*** RECORDS FOR THIS EXERCISE

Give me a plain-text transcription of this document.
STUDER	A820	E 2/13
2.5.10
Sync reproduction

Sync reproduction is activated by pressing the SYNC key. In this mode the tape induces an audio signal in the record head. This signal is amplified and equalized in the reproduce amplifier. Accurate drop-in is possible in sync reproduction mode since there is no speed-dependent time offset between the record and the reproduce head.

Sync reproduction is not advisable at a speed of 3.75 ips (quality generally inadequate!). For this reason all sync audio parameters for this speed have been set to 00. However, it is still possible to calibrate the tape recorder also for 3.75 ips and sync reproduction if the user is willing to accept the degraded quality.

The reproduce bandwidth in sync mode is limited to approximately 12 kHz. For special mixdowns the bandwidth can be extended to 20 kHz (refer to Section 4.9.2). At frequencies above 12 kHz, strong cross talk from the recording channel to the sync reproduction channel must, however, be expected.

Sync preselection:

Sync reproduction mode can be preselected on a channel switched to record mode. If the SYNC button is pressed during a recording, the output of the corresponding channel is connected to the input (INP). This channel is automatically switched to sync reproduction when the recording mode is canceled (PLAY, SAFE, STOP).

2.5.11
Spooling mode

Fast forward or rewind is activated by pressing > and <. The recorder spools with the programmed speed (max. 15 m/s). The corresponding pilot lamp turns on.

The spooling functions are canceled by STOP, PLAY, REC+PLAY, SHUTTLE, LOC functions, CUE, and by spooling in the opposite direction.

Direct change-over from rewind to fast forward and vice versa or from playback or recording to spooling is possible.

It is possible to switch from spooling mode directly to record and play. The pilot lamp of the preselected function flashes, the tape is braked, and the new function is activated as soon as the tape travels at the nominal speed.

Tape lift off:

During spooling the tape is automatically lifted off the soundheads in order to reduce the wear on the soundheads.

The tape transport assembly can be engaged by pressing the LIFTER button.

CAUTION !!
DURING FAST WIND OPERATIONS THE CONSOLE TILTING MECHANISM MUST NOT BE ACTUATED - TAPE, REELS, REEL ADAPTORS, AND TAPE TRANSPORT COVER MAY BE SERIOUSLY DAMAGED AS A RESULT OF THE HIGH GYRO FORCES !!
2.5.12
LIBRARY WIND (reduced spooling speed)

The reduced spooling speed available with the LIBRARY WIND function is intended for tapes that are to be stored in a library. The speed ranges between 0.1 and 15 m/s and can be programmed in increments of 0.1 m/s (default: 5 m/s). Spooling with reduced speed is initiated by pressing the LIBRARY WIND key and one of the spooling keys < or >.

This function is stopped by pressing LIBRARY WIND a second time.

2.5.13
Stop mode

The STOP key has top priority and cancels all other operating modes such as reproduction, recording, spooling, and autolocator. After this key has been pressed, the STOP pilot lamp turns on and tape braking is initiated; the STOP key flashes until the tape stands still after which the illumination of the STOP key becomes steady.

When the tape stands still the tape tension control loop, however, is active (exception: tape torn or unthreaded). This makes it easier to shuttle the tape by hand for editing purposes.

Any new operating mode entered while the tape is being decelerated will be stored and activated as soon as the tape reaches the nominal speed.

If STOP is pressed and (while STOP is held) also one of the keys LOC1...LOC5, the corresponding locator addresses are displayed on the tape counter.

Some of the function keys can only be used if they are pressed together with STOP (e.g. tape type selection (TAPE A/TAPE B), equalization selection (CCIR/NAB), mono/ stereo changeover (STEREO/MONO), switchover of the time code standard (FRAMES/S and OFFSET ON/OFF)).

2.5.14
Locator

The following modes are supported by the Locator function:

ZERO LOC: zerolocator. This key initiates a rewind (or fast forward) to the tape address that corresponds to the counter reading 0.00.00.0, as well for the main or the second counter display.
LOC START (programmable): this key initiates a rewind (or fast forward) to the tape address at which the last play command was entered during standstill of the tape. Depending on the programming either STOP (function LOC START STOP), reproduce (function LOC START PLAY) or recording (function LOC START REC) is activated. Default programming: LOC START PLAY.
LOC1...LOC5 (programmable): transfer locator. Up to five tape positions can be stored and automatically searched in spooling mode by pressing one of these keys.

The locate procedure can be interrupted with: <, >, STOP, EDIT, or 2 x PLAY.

******

DIRECTIONS FOR THIS TASK:
Go over the data above and copy every line that has the word "reproduction" in it.

TASK ANSWER:
Sync reproduction
Sync reproduction is activated by pressing the SYNC key. In this mode the tape induces an audio signal in the record head. This signal is amplified and equalized in the reproduce amplifier. Accurate drop-in is possible in sync reproduction mode since there is no speed-dependent time offset between the record and the reproduce head.
Sync reproduction is not advisable at a speed of 3.75 ips (quality generally inadequate!). For this reason all sync audio parameters for this speed have been set to 00. However, it is still possible to calibrate the tape recorder also for 3.75 ips and sync reproduction if the user is willing to accept the degraded quality.
The reproduce bandwidth in sync mode is limited to approximately 12 kHz. For special mixdowns the bandwidth can be extended to 20 kHz (refer to Section 4.9.2). At frequencies above 12 kHz, strong cross talk from the recording channel to the sync reproduction channel must, however, be expected.
Sync reproduction mode can be preselected on a channel switched to record mode. If the SYNC button is pressed during a recording, the output of the corresponding channel is connected to the input (INP). This channel is automatically switched to sync reproduction when the recording mode is canceled (PLAY, SAFE, STOP).
The STOP key has top priority and cancels all other operating modes such as reproduction, recording, spooling, and autolocator. After this key has been pressed, the STOP pilot lamp turns on and tape braking is initiated; the STOP key flashes until the tape stands still after which the illumination of the STOP key becomes steady.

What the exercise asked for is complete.